─── Raw data

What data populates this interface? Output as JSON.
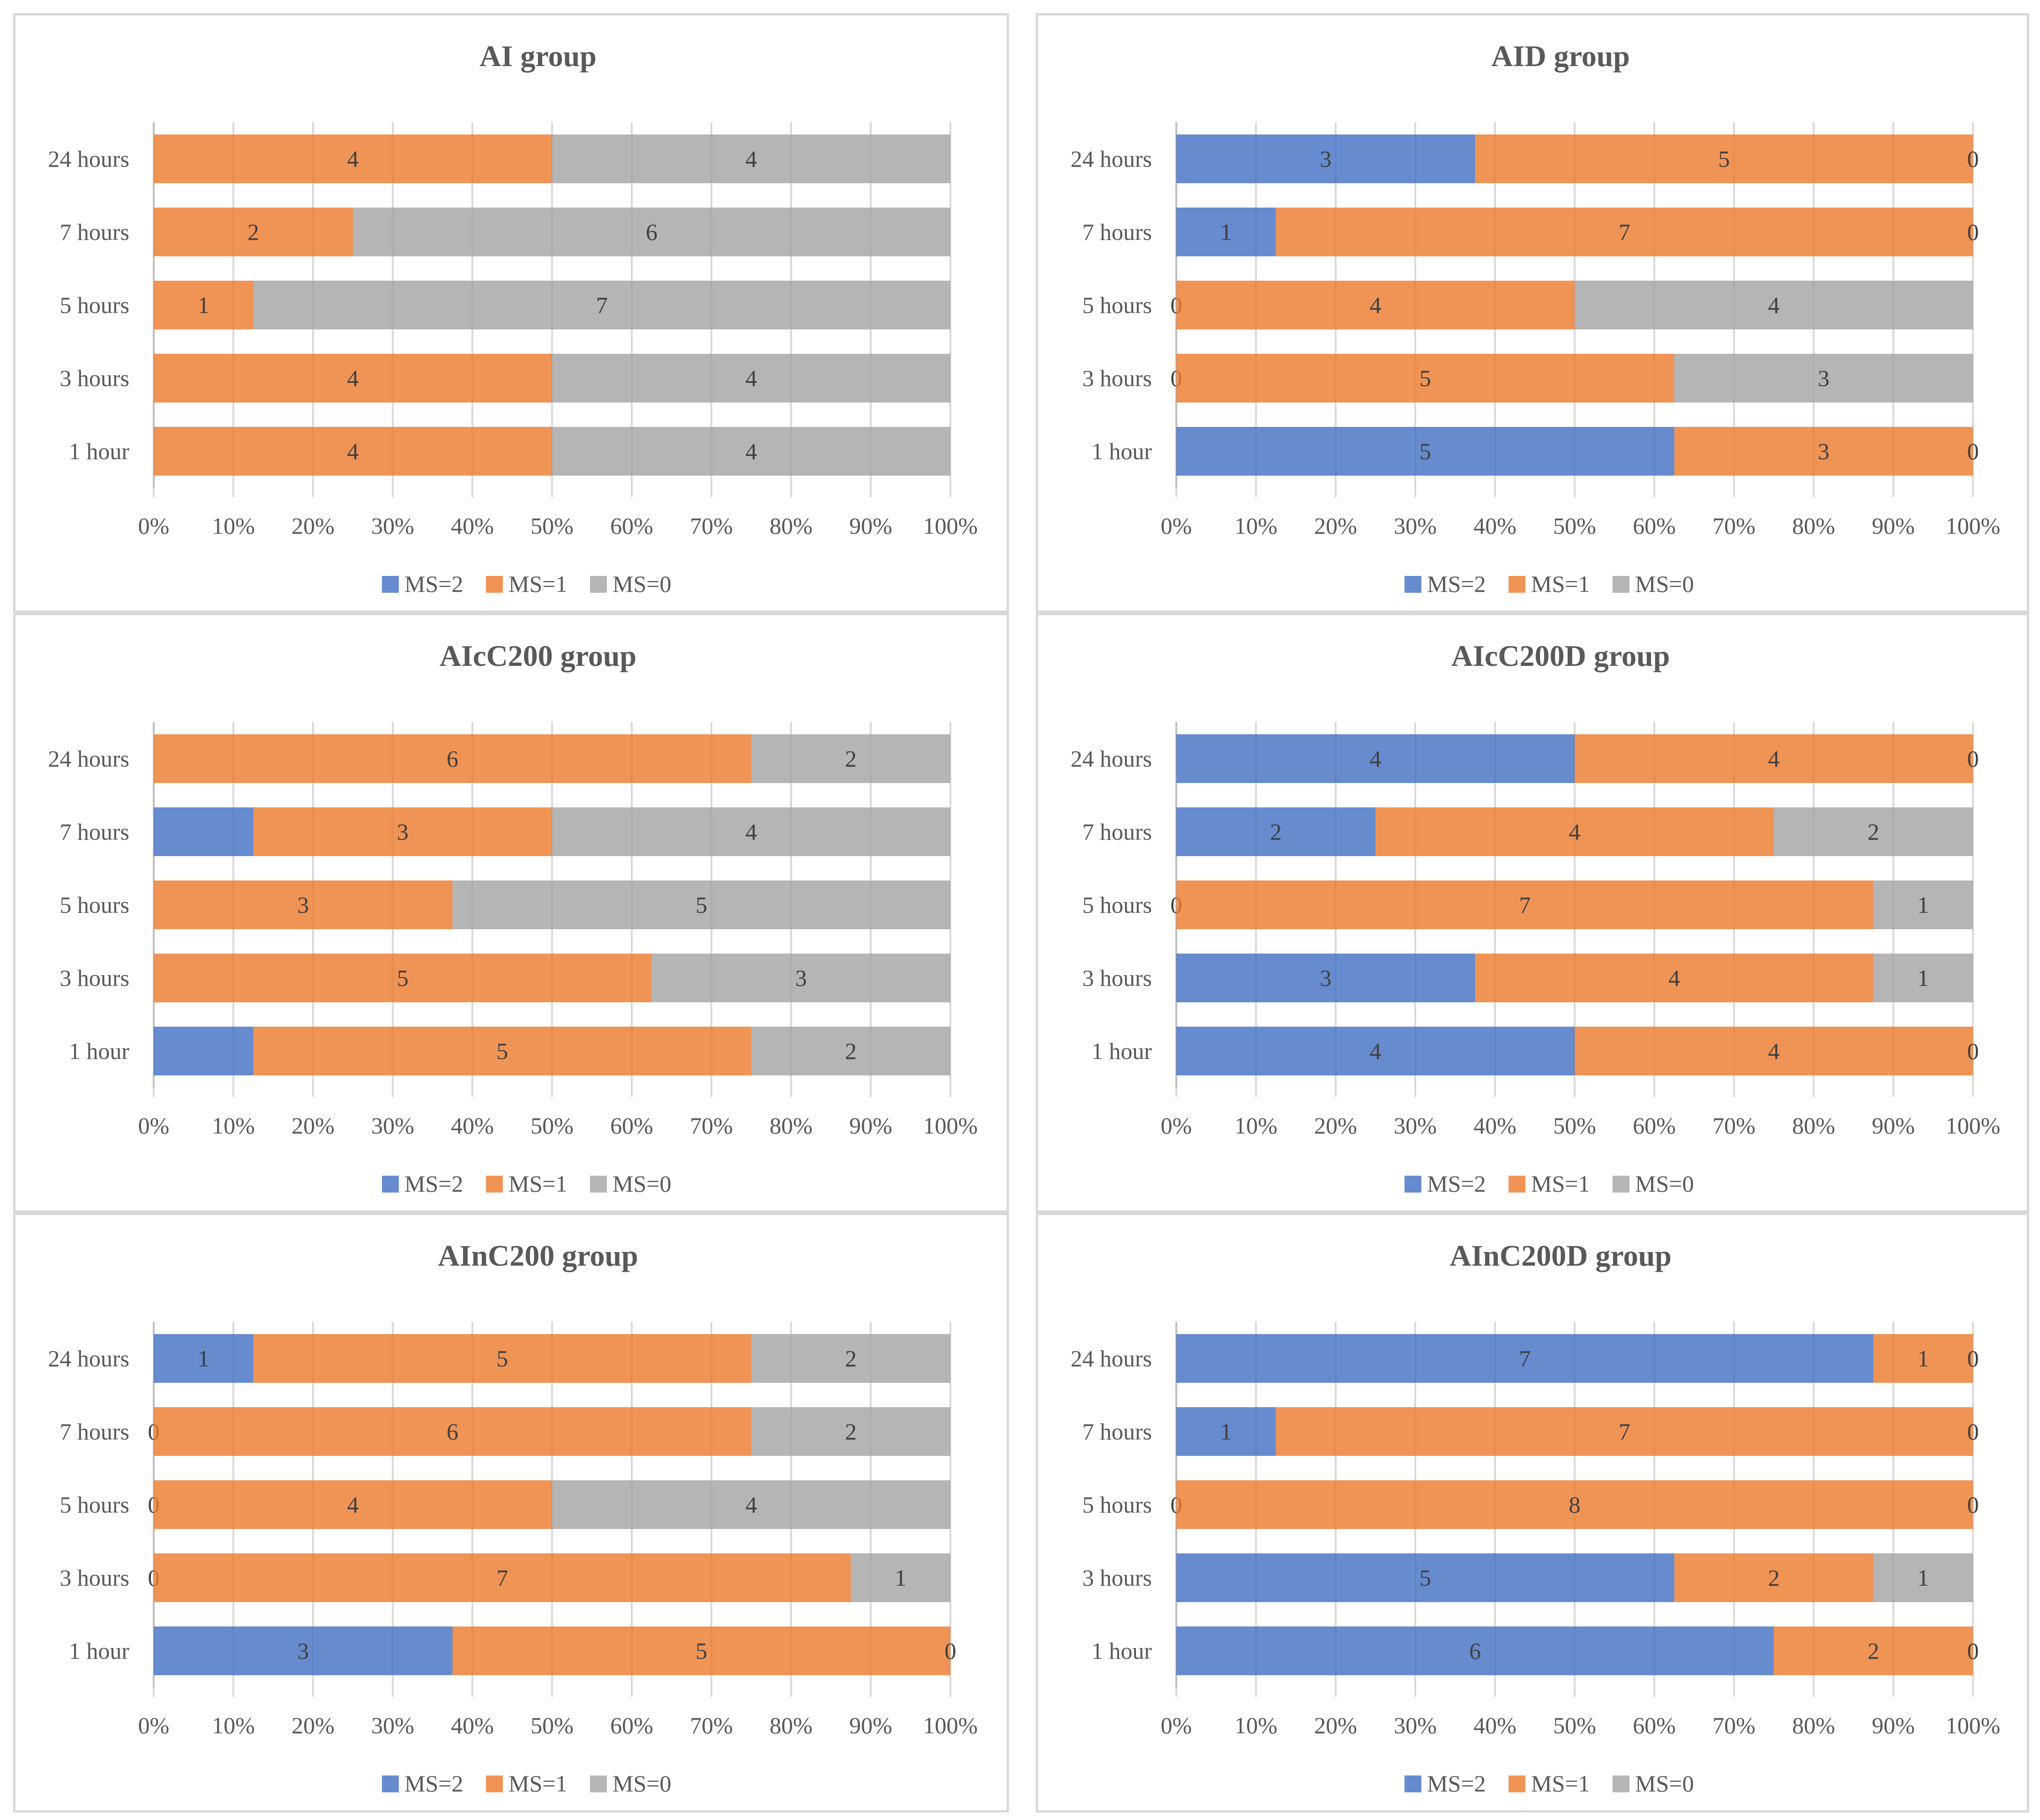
{
  "axis_ticks": [
    "0%",
    "10%",
    "20%",
    "30%",
    "40%",
    "50%",
    "60%",
    "70%",
    "80%",
    "90%",
    "100%"
  ],
  "legend": [
    {
      "label": "MS=2",
      "color": "#4472c4"
    },
    {
      "label": "MS=1",
      "color": "#ed7d31"
    },
    {
      "label": "MS=0",
      "color": "#a5a5a5"
    }
  ],
  "chart_data": [
    {
      "type": "bar",
      "stacked": "percent",
      "orientation": "horizontal",
      "title": "AI group",
      "categories": [
        "24 hours",
        "7 hours",
        "5 hours",
        "3 hours",
        "1 hour"
      ],
      "series": [
        {
          "name": "MS=2",
          "values": [
            null,
            null,
            null,
            null,
            null
          ],
          "labels": [
            "",
            "",
            "",
            "",
            ""
          ]
        },
        {
          "name": "MS=1",
          "values": [
            4,
            2,
            1,
            4,
            4
          ],
          "labels": [
            "4",
            "2",
            "1",
            "4",
            "4"
          ]
        },
        {
          "name": "MS=0",
          "values": [
            4,
            6,
            7,
            4,
            4
          ],
          "labels": [
            "4",
            "6",
            "7",
            "4",
            "4"
          ]
        }
      ],
      "xlim": [
        0,
        100
      ],
      "legend": "bottom"
    },
    {
      "type": "bar",
      "stacked": "percent",
      "orientation": "horizontal",
      "title": "AID group",
      "categories": [
        "24 hours",
        "7 hours",
        "5 hours",
        "3 hours",
        "1 hour"
      ],
      "series": [
        {
          "name": "MS=2",
          "values": [
            3,
            1,
            0,
            0,
            5
          ],
          "labels": [
            "3",
            "1",
            "0",
            "0",
            "5"
          ]
        },
        {
          "name": "MS=1",
          "values": [
            5,
            7,
            4,
            5,
            3
          ],
          "labels": [
            "5",
            "7",
            "4",
            "5",
            "3"
          ]
        },
        {
          "name": "MS=0",
          "values": [
            0,
            0,
            4,
            3,
            0
          ],
          "labels": [
            "0",
            "0",
            "4",
            "3",
            "0"
          ]
        }
      ],
      "xlim": [
        0,
        100
      ],
      "legend": "bottom"
    },
    {
      "type": "bar",
      "stacked": "percent",
      "orientation": "horizontal",
      "title": "AIcC200 group",
      "categories": [
        "24 hours",
        "7 hours",
        "5 hours",
        "3 hours",
        "1 hour"
      ],
      "series": [
        {
          "name": "MS=2",
          "values": [
            null,
            1,
            null,
            null,
            1
          ],
          "labels": [
            "",
            "",
            "",
            "",
            ""
          ]
        },
        {
          "name": "MS=1",
          "values": [
            6,
            3,
            3,
            5,
            5
          ],
          "labels": [
            "6",
            "3",
            "3",
            "5",
            "5"
          ]
        },
        {
          "name": "MS=0",
          "values": [
            2,
            4,
            5,
            3,
            2
          ],
          "labels": [
            "2",
            "4",
            "5",
            "3",
            "2"
          ]
        }
      ],
      "xlim": [
        0,
        100
      ],
      "legend": "bottom"
    },
    {
      "type": "bar",
      "stacked": "percent",
      "orientation": "horizontal",
      "title": "AIcC200D group",
      "categories": [
        "24 hours",
        "7 hours",
        "5 hours",
        "3 hours",
        "1 hour"
      ],
      "series": [
        {
          "name": "MS=2",
          "values": [
            4,
            2,
            0,
            3,
            4
          ],
          "labels": [
            "4",
            "2",
            "0",
            "3",
            "4"
          ]
        },
        {
          "name": "MS=1",
          "values": [
            4,
            4,
            7,
            4,
            4
          ],
          "labels": [
            "4",
            "4",
            "7",
            "4",
            "4"
          ]
        },
        {
          "name": "MS=0",
          "values": [
            0,
            2,
            1,
            1,
            0
          ],
          "labels": [
            "0",
            "2",
            "1",
            "1",
            "0"
          ]
        }
      ],
      "xlim": [
        0,
        100
      ],
      "legend": "bottom"
    },
    {
      "type": "bar",
      "stacked": "percent",
      "orientation": "horizontal",
      "title": "AInC200 group",
      "categories": [
        "24 hours",
        "7 hours",
        "5 hours",
        "3 hours",
        "1 hour"
      ],
      "series": [
        {
          "name": "MS=2",
          "values": [
            1,
            0,
            0,
            0,
            3
          ],
          "labels": [
            "1",
            "0",
            "0",
            "0",
            "3"
          ]
        },
        {
          "name": "MS=1",
          "values": [
            5,
            6,
            4,
            7,
            5
          ],
          "labels": [
            "5",
            "6",
            "4",
            "7",
            "5"
          ]
        },
        {
          "name": "MS=0",
          "values": [
            2,
            2,
            4,
            1,
            0
          ],
          "labels": [
            "2",
            "2",
            "4",
            "1",
            "0"
          ]
        }
      ],
      "xlim": [
        0,
        100
      ],
      "legend": "bottom"
    },
    {
      "type": "bar",
      "stacked": "percent",
      "orientation": "horizontal",
      "title": "AInC200D group",
      "categories": [
        "24 hours",
        "7 hours",
        "5 hours",
        "3 hours",
        "1 hour"
      ],
      "series": [
        {
          "name": "MS=2",
          "values": [
            7,
            1,
            0,
            5,
            6
          ],
          "labels": [
            "7",
            "1",
            "0",
            "5",
            "6"
          ]
        },
        {
          "name": "MS=1",
          "values": [
            1,
            7,
            8,
            2,
            2
          ],
          "labels": [
            "1",
            "7",
            "8",
            "2",
            "2"
          ]
        },
        {
          "name": "MS=0",
          "values": [
            0,
            0,
            0,
            1,
            0
          ],
          "labels": [
            "0",
            "0",
            "0",
            "1",
            "0"
          ]
        }
      ],
      "xlim": [
        0,
        100
      ],
      "legend": "bottom"
    }
  ]
}
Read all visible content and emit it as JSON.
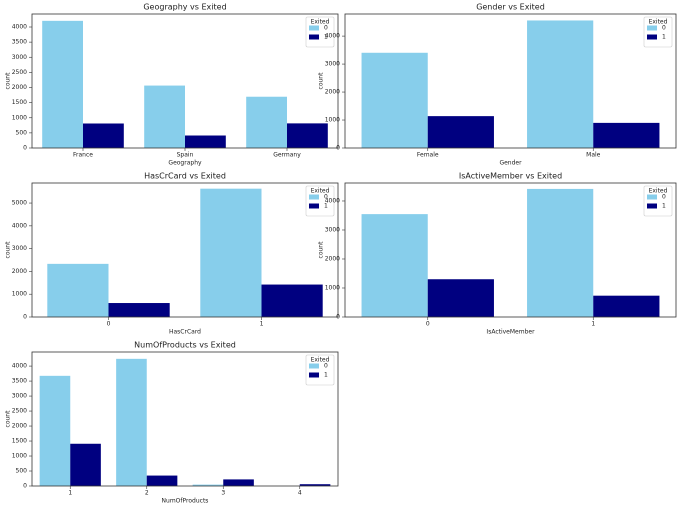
{
  "chart_data": [
    {
      "type": "bar",
      "title": "Geography vs Exited",
      "x_label": "Geography",
      "y_label": "count",
      "categories": [
        "France",
        "Spain",
        "Germany"
      ],
      "series": [
        {
          "name": "0",
          "color": "#87ceeb",
          "values": [
            4204,
            2064,
            1695
          ]
        },
        {
          "name": "1",
          "color": "#000080",
          "values": [
            810,
            413,
            814
          ]
        }
      ],
      "legend_title": "Exited",
      "legend": "upper right",
      "ylim": [
        0,
        4430
      ],
      "yticks": [
        0,
        500,
        1000,
        1500,
        2000,
        2500,
        3000,
        3500,
        4000
      ]
    },
    {
      "type": "bar",
      "title": "Gender vs Exited",
      "x_label": "Gender",
      "y_label": "count",
      "categories": [
        "Female",
        "Male"
      ],
      "series": [
        {
          "name": "0",
          "color": "#87ceeb",
          "values": [
            3404,
            4559
          ]
        },
        {
          "name": "1",
          "color": "#000080",
          "values": [
            1139,
            898
          ]
        }
      ],
      "legend_title": "Exited",
      "legend": "upper right",
      "ylim": [
        0,
        4790
      ],
      "yticks": [
        0,
        1000,
        2000,
        3000,
        4000
      ]
    },
    {
      "type": "bar",
      "title": "HasCrCard vs Exited",
      "x_label": "HasCrCard",
      "y_label": "count",
      "categories": [
        "0",
        "1"
      ],
      "series": [
        {
          "name": "0",
          "color": "#87ceeb",
          "values": [
            2332,
            5631
          ]
        },
        {
          "name": "1",
          "color": "#000080",
          "values": [
            613,
            1424
          ]
        }
      ],
      "legend_title": "Exited",
      "legend": "upper right",
      "ylim": [
        0,
        5880
      ],
      "yticks": [
        0,
        1000,
        2000,
        3000,
        4000,
        5000
      ]
    },
    {
      "type": "bar",
      "title": "IsActiveMember vs Exited",
      "x_label": "IsActiveMember",
      "y_label": "count",
      "categories": [
        "0",
        "1"
      ],
      "series": [
        {
          "name": "0",
          "color": "#87ceeb",
          "values": [
            3547,
            4416
          ]
        },
        {
          "name": "1",
          "color": "#000080",
          "values": [
            1302,
            735
          ]
        }
      ],
      "legend_title": "Exited",
      "legend": "upper right",
      "ylim": [
        0,
        4620
      ],
      "yticks": [
        0,
        1000,
        2000,
        3000,
        4000
      ]
    },
    {
      "type": "bar",
      "title": "NumOfProducts vs Exited",
      "x_label": "NumOfProducts",
      "y_label": "count",
      "categories": [
        "1",
        "2",
        "3",
        "4"
      ],
      "series": [
        {
          "name": "0",
          "color": "#87ceeb",
          "values": [
            3675,
            4242,
            46,
            0
          ]
        },
        {
          "name": "1",
          "color": "#000080",
          "values": [
            1409,
            348,
            220,
            60
          ]
        }
      ],
      "legend_title": "Exited",
      "legend": "upper right",
      "ylim": [
        0,
        4470
      ],
      "yticks": [
        0,
        500,
        1000,
        1500,
        2000,
        2500,
        3000,
        3500,
        4000
      ]
    }
  ]
}
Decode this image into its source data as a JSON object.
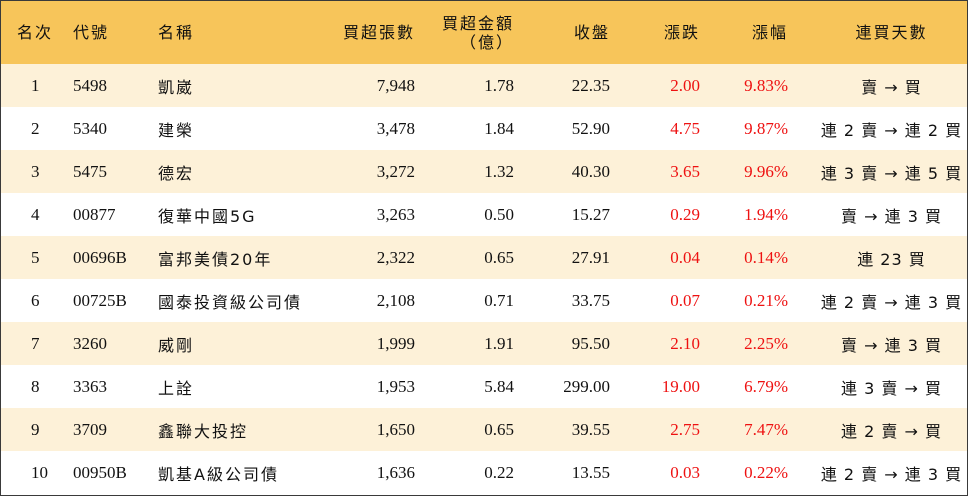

──────

The request:
Identify all lines where the word "Gender" shows up. Copy them.

Solution to this task:
      "title": "Gender vs Exited",
      "x_label": "Gender",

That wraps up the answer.